*What this task involves:*
Below is a set of records; print all of them exactly as written.

>>

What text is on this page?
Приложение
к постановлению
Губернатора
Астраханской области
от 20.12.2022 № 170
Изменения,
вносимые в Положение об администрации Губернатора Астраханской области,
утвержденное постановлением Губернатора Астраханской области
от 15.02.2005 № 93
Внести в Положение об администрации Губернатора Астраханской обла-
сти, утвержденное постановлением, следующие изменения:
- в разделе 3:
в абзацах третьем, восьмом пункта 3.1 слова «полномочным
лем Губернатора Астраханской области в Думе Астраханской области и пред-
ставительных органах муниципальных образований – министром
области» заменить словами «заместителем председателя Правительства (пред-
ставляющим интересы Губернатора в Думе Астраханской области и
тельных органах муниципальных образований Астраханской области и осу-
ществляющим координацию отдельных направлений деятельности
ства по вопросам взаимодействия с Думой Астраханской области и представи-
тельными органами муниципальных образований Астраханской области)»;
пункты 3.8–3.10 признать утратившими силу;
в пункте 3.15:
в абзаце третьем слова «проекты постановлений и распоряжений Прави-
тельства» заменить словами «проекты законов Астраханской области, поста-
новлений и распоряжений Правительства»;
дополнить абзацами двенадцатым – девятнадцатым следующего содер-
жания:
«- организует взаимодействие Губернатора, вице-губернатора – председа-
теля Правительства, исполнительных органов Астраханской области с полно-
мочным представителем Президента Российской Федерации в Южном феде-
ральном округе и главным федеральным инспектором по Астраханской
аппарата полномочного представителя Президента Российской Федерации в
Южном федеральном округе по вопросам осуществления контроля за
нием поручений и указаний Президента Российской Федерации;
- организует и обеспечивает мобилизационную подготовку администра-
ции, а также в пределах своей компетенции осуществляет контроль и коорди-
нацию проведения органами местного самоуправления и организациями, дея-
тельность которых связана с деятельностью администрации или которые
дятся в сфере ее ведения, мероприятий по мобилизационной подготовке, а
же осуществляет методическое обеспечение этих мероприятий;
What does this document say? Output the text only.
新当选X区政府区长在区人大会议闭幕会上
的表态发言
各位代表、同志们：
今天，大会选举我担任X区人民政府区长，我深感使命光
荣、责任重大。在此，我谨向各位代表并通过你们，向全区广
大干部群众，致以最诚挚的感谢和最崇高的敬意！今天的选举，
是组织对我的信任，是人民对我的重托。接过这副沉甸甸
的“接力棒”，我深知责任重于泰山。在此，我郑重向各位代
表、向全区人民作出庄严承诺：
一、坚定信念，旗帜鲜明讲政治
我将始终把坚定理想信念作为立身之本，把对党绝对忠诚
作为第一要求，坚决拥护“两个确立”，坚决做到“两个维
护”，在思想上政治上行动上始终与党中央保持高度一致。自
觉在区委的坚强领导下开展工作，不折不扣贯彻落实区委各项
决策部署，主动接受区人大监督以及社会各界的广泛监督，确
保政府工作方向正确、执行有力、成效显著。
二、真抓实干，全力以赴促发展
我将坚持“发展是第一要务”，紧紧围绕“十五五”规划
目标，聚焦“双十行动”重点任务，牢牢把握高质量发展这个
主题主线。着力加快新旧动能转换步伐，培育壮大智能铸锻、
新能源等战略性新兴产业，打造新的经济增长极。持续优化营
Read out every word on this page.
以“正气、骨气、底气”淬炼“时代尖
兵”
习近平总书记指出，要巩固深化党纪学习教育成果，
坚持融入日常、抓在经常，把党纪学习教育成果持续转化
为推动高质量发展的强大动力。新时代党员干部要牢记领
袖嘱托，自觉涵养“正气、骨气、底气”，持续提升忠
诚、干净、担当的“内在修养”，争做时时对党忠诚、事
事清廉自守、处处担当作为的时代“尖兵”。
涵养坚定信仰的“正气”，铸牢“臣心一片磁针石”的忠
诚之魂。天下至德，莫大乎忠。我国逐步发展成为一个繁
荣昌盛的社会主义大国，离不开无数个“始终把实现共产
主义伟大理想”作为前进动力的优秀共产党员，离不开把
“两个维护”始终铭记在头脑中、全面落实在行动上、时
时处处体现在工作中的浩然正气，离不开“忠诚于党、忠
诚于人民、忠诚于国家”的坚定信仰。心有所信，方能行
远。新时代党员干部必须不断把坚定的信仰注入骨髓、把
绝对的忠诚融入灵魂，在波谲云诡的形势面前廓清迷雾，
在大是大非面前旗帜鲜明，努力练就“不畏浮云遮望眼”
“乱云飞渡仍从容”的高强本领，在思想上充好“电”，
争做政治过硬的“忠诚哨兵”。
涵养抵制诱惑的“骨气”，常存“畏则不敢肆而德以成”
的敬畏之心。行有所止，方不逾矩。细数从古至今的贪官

<<

*Exercise output:*
What text is on this page?
Приложение
к постановлению
Губернатора
Астраханской области
от 20.12.2022 № 170
Изменения,
вносимые в Положение об администрации Губернатора Астраханской области,
утвержденное постановлением Губернатора Астраханской области
от 15.02.2005 № 93
Внести в Положение об администрации Губернатора Астраханской обла-
сти, утвержденное постановлением, следующие изменения:
- в разделе 3:
в абзацах третьем, восьмом пункта 3.1 слова «полномочным
лем Губернатора Астраханской области в Думе Астраханской области и пред-
ставительных органах муниципальных образований – министром
области» заменить словами «заместителем председателя Правительства (пред-
ставляющим интересы Губернатора в Думе Астраханской области и
тельных органах муниципальных образований Астраханской области и осу-
ществляющим координацию отдельных направлений деятельности
ства по вопросам взаимодействия с Думой Астраханской области и представи-
тельными органами муниципальных образований Астраханской области)»;
пункты 3.8–3.10 признать утратившими силу;
в пункте 3.15:
в абзаце третьем слова «проекты постановлений и распоряжений Прави-
тельства» заменить словами «проекты законов Астраханской области, поста-
новлений и распоряжений Правительства»;
дополнить абзацами двенадцатым – девятнадцатым следующего содер-
жания:
«- организует взаимодействие Губернатора, вице-губернатора – председа-
теля Правительства, исполнительных органов Астраханской области с полно-
мочным представителем Президента Российской Федерации в Южном феде-
ральном округе и главным федеральным инспектором по Астраханской
аппарата полномочного представителя Президента Российской Федерации в
Южном федеральном округе по вопросам осуществления контроля за
нием поручений и указаний Президента Российской Федерации;
- организует и обеспечивает мобилизационную подготовку администра-
ции, а также в пределах своей компетенции осуществляет контроль и коорди-
нацию проведения органами местного самоуправления и организациями, дея-
тельность которых связана с деятельностью администрации или которые
дятся в сфере ее ведения, мероприятий по мобилизационной подготовке, а
же осуществляет методическое обеспечение этих мероприятий;
What does this document say? Output the text only.
新当选X区政府区长在区人大会议闭幕会上
的表态发言
各位代表、同志们：
今天，大会选举我担任X区人民政府区长，我深感使命光
荣、责任重大。在此，我谨向各位代表并通过你们，向全区广
大干部群众，致以最诚挚的感谢和最崇高的敬意！今天的选举，
是组织对我的信任，是人民对我的重托。接过这副沉甸甸
的“接力棒”，我深知责任重于泰山。在此，我郑重向各位代
表、向全区人民作出庄严承诺：
一、坚定信念，旗帜鲜明讲政治
我将始终把坚定理想信念作为立身之本，把对党绝对忠诚
作为第一要求，坚决拥护“两个确立”，坚决做到“两个维
护”，在思想上政治上行动上始终与党中央保持高度一致。自
觉在区委的坚强领导下开展工作，不折不扣贯彻落实区委各项
决策部署，主动接受区人大监督以及社会各界的广泛监督，确
保政府工作方向正确、执行有力、成效显著。
二、真抓实干，全力以赴促发展
我将坚持“发展是第一要务”，紧紧围绕“十五五”规划
目标，聚焦“双十行动”重点任务，牢牢把握高质量发展这个
主题主线。着力加快新旧动能转换步伐，培育壮大智能铸锻、
新能源等战略性新兴产业，打造新的经济增长极。持续优化营
Read out every word on this page.
以“正气、骨气、底气”淬炼“时代尖
兵”
习近平总书记指出，要巩固深化党纪学习教育成果，
坚持融入日常、抓在经常，把党纪学习教育成果持续转化
为推动高质量发展的强大动力。新时代党员干部要牢记领
袖嘱托，自觉涵养“正气、骨气、底气”，持续提升忠
诚、干净、担当的“内在修养”，争做时时对党忠诚、事
事清廉自守、处处担当作为的时代“尖兵”。
涵养坚定信仰的“正气”，铸牢“臣心一片磁针石”的忠
诚之魂。天下至德，莫大乎忠。我国逐步发展成为一个繁
荣昌盛的社会主义大国，离不开无数个“始终把实现共产
主义伟大理想”作为前进动力的优秀共产党员，离不开把
“两个维护”始终铭记在头脑中、全面落实在行动上、时
时处处体现在工作中的浩然正气，离不开“忠诚于党、忠
诚于人民、忠诚于国家”的坚定信仰。心有所信，方能行
远。新时代党员干部必须不断把坚定的信仰注入骨髓、把
绝对的忠诚融入灵魂，在波谲云诡的形势面前廓清迷雾，
在大是大非面前旗帜鲜明，努力练就“不畏浮云遮望眼”
“乱云飞渡仍从容”的高强本领，在思想上充好“电”，
争做政治过硬的“忠诚哨兵”。
涵养抵制诱惑的“骨气”，常存“畏则不敢肆而德以成”
的敬畏之心。行有所止，方不逾矩。细数从古至今的贪官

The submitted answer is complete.